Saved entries
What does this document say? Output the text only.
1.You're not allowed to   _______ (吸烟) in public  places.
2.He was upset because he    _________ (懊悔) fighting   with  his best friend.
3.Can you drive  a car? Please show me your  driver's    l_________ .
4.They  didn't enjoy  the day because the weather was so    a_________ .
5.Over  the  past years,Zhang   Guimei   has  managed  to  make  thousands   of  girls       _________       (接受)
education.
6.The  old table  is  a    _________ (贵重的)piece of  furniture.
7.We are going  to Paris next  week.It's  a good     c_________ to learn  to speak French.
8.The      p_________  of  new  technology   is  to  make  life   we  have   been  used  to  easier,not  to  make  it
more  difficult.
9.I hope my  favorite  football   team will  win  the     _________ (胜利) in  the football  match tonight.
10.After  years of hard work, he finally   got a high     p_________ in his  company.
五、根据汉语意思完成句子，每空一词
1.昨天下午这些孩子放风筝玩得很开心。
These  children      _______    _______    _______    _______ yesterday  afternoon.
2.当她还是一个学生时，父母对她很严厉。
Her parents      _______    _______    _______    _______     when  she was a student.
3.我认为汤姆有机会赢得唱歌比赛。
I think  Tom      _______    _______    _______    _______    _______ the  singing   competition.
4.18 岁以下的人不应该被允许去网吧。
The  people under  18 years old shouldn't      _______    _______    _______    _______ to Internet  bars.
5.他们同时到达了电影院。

### [Exercise objective]
Copy each line of the data above without altering a single character.

### [Answer]
What does this document say? Output the text only.
1.You're not allowed to   _______ (吸烟) in public  places.
2.He was upset because he    _________ (懊悔) fighting   with  his best friend.
3.Can you drive  a car? Please show me your  driver's    l_________ .
4.They  didn't enjoy  the day because the weather was so    a_________ .
5.Over  the  past years,Zhang   Guimei   has  managed  to  make  thousands   of  girls       _________       (接受)
education.
6.The  old table  is  a    _________ (贵重的)piece of  furniture.
7.We are going  to Paris next  week.It's  a good     c_________ to learn  to speak French.
8.The      p_________  of  new  technology   is  to  make  life   we  have   been  used  to  easier,not  to  make  it
more  difficult.
9.I hope my  favorite  football   team will  win  the     _________ (胜利) in  the football  match tonight.
10.After  years of hard work, he finally   got a high     p_________ in his  company.
五、根据汉语意思完成句子，每空一词
1.昨天下午这些孩子放风筝玩得很开心。
These  children      _______    _______    _______    _______ yesterday  afternoon.
2.当她还是一个学生时，父母对她很严厉。
Her parents      _______    _______    _______    _______     when  she was a student.
3.我认为汤姆有机会赢得唱歌比赛。
I think  Tom      _______    _______    _______    _______    _______ the  singing   competition.
4.18 岁以下的人不应该被允许去网吧。
The  people under  18 years old shouldn't      _______    _______    _______    _______ to Internet  bars.
5.他们同时到达了电影院。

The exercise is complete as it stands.